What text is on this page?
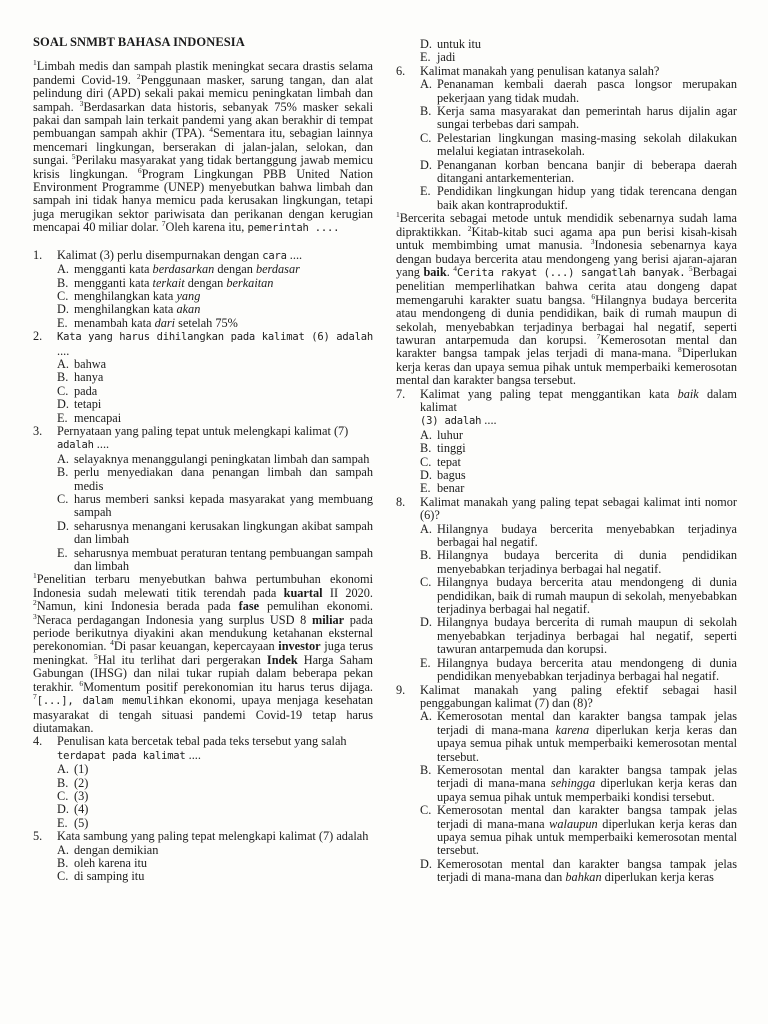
SOAL SNMBT BAHASA INDONESIA

$^1$Limbah medis dan sampah plastik meningkat secara drastis selama pandemi Covid-19. $^2$Penggunaan masker, sarung tangan, dan alat pelindung diri (APD) sekali pakai memicu peningkatan limbah dan sampah. $^3$Berdasarkan data historis, sebanyak 75% masker sekali pakai dan sampah lain terkait pandemi yang akan berakhir di tempat pembuangan sampah akhir (TPA). $^4$Sementara itu, sebagian lainnya mencemari lingkungan, berserakan di jalan-jalan, selokan, dan sungai. $^5$Perilaku masyarakat yang tidak bertanggung jawab memicu krisis lingkungan. $^6$Program Lingkungan PBB United Nation Environment Programme (UNEP) menyebutkan bahwa limbah dan sampah ini tidak hanya memicu pada kerusakan lingkungan, tetapi juga merugikan sektor pariwisata dan perikanan dengan kerugian mencapai 40 miliar dolar. $^7$Oleh karena itu, pemerintah ....

1.	Kalimat (3) perlu disempurnakan dengan cara ....
A. mengganti kata berdasarkan dengan berdasar
B. mengganti kata terkait dengan berkaitan
C. menghilangkan kata yang
D. menghilangkan kata akan
E. menambah kata dari setelah 75%
2.	Kata yang harus dihilangkan pada kalimat (6) adalah ....
A. bahwa
B. hanya
C. pada
D. tetapi
E. mencapai
3.	Pernyataan yang paling tepat untuk melengkapi kalimat (7)
adalah ....
A. selayaknya menanggulangi peningkatan limbah dan sampah
B. perlu menyediakan dana penangan limbah dan sampah medis
C. harus memberi sanksi kepada masyarakat yang membuang sampah
D. seharusnya menangani kerusakan lingkungan akibat sampah dan limbah
E. seharusnya membuat peraturan tentang pembuangan sampah dan limbah

$^1$Penelitian terbaru menyebutkan bahwa pertumbuhan ekonomi Indonesia sudah melewati titik terendah pada kuartal II 2020. $^2$Namun, kini Indonesia berada pada fase pemulihan ekonomi. $^3$Neraca perdagangan Indonesia yang surplus USD 8 miliar pada periode berikutnya diyakini akan mendukung ketahanan eksternal perekonomian. $^4$Di pasar keuangan, kepercayaan investor juga terus meningkat. $^5$Hal itu terlihat dari pergerakan Indek Harga Saham Gabungan (IHSG) dan nilai tukar rupiah dalam beberapa pekan terakhir. $^6$Momentum positif perekonomian itu harus terus dijaga. $^7$[...], dalam memulihkan ekonomi, upaya menjaga kesehatan masyarakat di tengah situasi pandemi Covid-19 tetap harus diutamakan.

4.	Penulisan kata bercetak tebal pada teks tersebut yang salah
terdapat pada kalimat ....
A. (1)
B. (2)
C. (3)
D. (4)
E. (5)
5.	Kata sambung yang paling tepat melengkapi kalimat (7) adalah
A. dengan demikian
B. oleh karena itu
C. di samping itu
D. untuk itu
E. jadi
6.	Kalimat manakah yang penulisan katanya salah?
A. Penanaman kembali daerah pasca longsor merupakan pekerjaan yang tidak mudah.
B. Kerja sama masyarakat dan pemerintah harus dijalin agar sungai terbebas dari sampah.
C. Pelestarian lingkungan masing-masing sekolah dilakukan melalui kegiatan intrasekolah.
D. Penanganan korban bencana banjir di beberapa daerah ditangani antarkementerian.
E. Pendidikan lingkungan hidup yang tidak terencana dengan baik akan kontraproduktif.

$^1$Bercerita sebagai metode untuk mendidik sebenarnya sudah lama dipraktikkan. $^2$Kitab-kitab suci agama apa pun berisi kisah-kisah untuk membimbing umat manusia. $^3$Indonesia sebenarnya kaya dengan budaya bercerita atau mendongeng yang berisi ajaran-ajaran yang baik. $^4$Cerita rakyat (...) sangatlah banyak. $^5$Berbagai penelitian memperlihatkan bahwa cerita atau dongeng dapat memengaruhi karakter suatu bangsa. $^6$Hilangnya budaya bercerita atau mendongeng di dunia pendidikan, baik di rumah maupun di sekolah, menyebabkan terjadinya berbagai hal negatif, seperti tawuran antarpemuda dan korupsi. $^7$Kemerosotan mental dan karakter bangsa tampak jelas terjadi di mana-mana. $^8$Diperlukan kerja keras dan upaya semua pihak untuk memperbaiki kemerosotan mental dan karakter bangsa tersebut.

7.	Kalimat yang paling tepat menggantikan kata baik dalam kalimat
(3) adalah ....
A. luhur
B. tinggi
C. tepat
D. bagus
E. benar
8.	Kalimat manakah yang paling tepat sebagai kalimat inti nomor (6)?
A. Hilangnya budaya bercerita menyebabkan terjadinya berbagai hal negatif.
B. Hilangnya budaya bercerita di dunia pendidikan menyebabkan terjadinya berbagai hal negatif.
C. Hilangnya budaya bercerita atau mendongeng di dunia pendidikan, baik di rumah maupun di sekolah, menyebabkan terjadinya berbagai hal negatif.
D. Hilangnya budaya bercerita di rumah maupun di sekolah menyebabkan terjadinya berbagai hal negatif, seperti tawuran antarpemuda dan korupsi.
E. Hilangnya budaya bercerita atau mendongeng di dunia pendidikan menyebabkan terjadinya berbagai hal negatif.
9.	Kalimat manakah yang paling efektif sebagai hasil penggabungan kalimat (7) dan (8)?
A. Kemerosotan mental dan karakter bangsa tampak jelas terjadi di mana-mana karena diperlukan kerja keras dan upaya semua pihak untuk memperbaiki kemerosotan mental tersebut.
B. Kemerosotan mental dan karakter bangsa tampak jelas terjadi di mana-mana sehingga diperlukan kerja keras dan upaya semua pihak untuk memperbaiki kondisi tersebut.
C. Kemerosotan mental dan karakter bangsa tampak jelas terjadi di mana-mana walaupun diperlukan kerja keras dan upaya semua pihak untuk memperbaiki kemerosotan mental tersebut.
D. Kemerosotan mental dan karakter bangsa tampak jelas terjadi di mana-mana dan bahkan diperlukan kerja keras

Task instructions → Only a number is needed: how many lines of the material above contain "tepat"?

Result of this exercise → 5